• YOUR OBJECTIVE
Return every record below exactly as written, but leave out the pictures.

• GIVEN RECORDS
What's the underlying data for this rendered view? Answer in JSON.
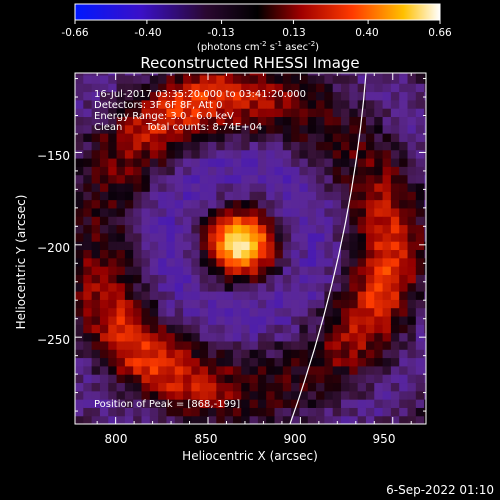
{
  "colorbar": {
    "ticks": [
      "-0.66",
      "-0.40",
      "-0.13",
      "0.13",
      "0.40",
      "0.66"
    ],
    "tick_values": [
      -0.66,
      -0.4,
      -0.13,
      0.13,
      0.4,
      0.66
    ],
    "range": [
      -0.66,
      0.66
    ],
    "units_main": "(photons cm",
    "units_sup1": "-2",
    "units_mid": " s",
    "units_sup2": "-1",
    "units_mid2": " asec",
    "units_sup3": "-2",
    "units_end": ")",
    "colors": [
      "#0000ff",
      "#4b0082",
      "#000000",
      "#8b0000",
      "#ff4500",
      "#ffd700",
      "#ffffff"
    ]
  },
  "chart_data": {
    "type": "heatmap",
    "title": "Reconstructed RHESSI Image",
    "xlabel": "Heliocentric X (arcsec)",
    "ylabel": "Heliocentric Y (arcsec)",
    "xlim": [
      778,
      968
    ],
    "ylim": [
      -297,
      -107
    ],
    "xticks": [
      800,
      850,
      900,
      950
    ],
    "xtick_labels": [
      "800",
      "850",
      "900",
      "950"
    ],
    "yticks": [
      -150,
      -200,
      -250
    ],
    "ytick_labels": [
      "−150",
      "−200",
      "−250"
    ],
    "peak": {
      "x": 868,
      "y": -199
    },
    "grid": false,
    "annotations": {
      "line1": "16-Jul-2017 03:35:20.000 to 03:41:20.000",
      "line2": "Detectors: 3F 6F 8F, Att 0",
      "line3": "Energy Range: 3.0 - 6.0 keV",
      "line4_a": "Clean",
      "line4_b": "Total counts: 8.74E+04",
      "peak_label": "Position of Peak = [868,-199]"
    }
  },
  "footer": {
    "date": "6-Sep-2022 01:10"
  }
}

• OUTPUT FOR THIS TASK
What's the underlying data for this rendered view? Answer in JSON.
{
  "colorbar": {
    "ticks": [
      "-0.66",
      "-0.40",
      "-0.13",
      "0.13",
      "0.40",
      "0.66"
    ],
    "tick_values": [
      -0.66,
      -0.4,
      -0.13,
      0.13,
      0.4,
      0.66
    ],
    "range": [
      -0.66,
      0.66
    ],
    "units_main": "(photons cm",
    "units_sup1": "-2",
    "units_mid": " s",
    "units_sup2": "-1",
    "units_mid2": " asec",
    "units_sup3": "-2",
    "units_end": ")",
    "colors": [
      "#0000ff",
      "#4b0082",
      "#000000",
      "#8b0000",
      "#ff4500",
      "#ffd700",
      "#ffffff"
    ]
  },
  "chart_data": {
    "type": "heatmap",
    "title": "Reconstructed RHESSI Image",
    "xlabel": "Heliocentric X (arcsec)",
    "ylabel": "Heliocentric Y (arcsec)",
    "xlim": [
      778,
      968
    ],
    "ylim": [
      -297,
      -107
    ],
    "xticks": [
      800,
      850,
      900,
      950
    ],
    "xtick_labels": [
      "800",
      "850",
      "900",
      "950"
    ],
    "yticks": [
      -150,
      -200,
      -250
    ],
    "ytick_labels": [
      "−150",
      "−200",
      "−250"
    ],
    "peak": {
      "x": 868,
      "y": -199
    },
    "grid": false,
    "annotations": {
      "line1": "16-Jul-2017 03:35:20.000 to 03:41:20.000",
      "line2": "Detectors: 3F 6F 8F, Att 0",
      "line3": "Energy Range: 3.0 - 6.0 keV",
      "line4_a": "Clean",
      "line4_b": "Total counts: 8.74E+04",
      "peak_label": "Position of Peak = [868,-199]"
    }
  },
  "footer": {
    "date": "6-Sep-2022 01:10"
  }
}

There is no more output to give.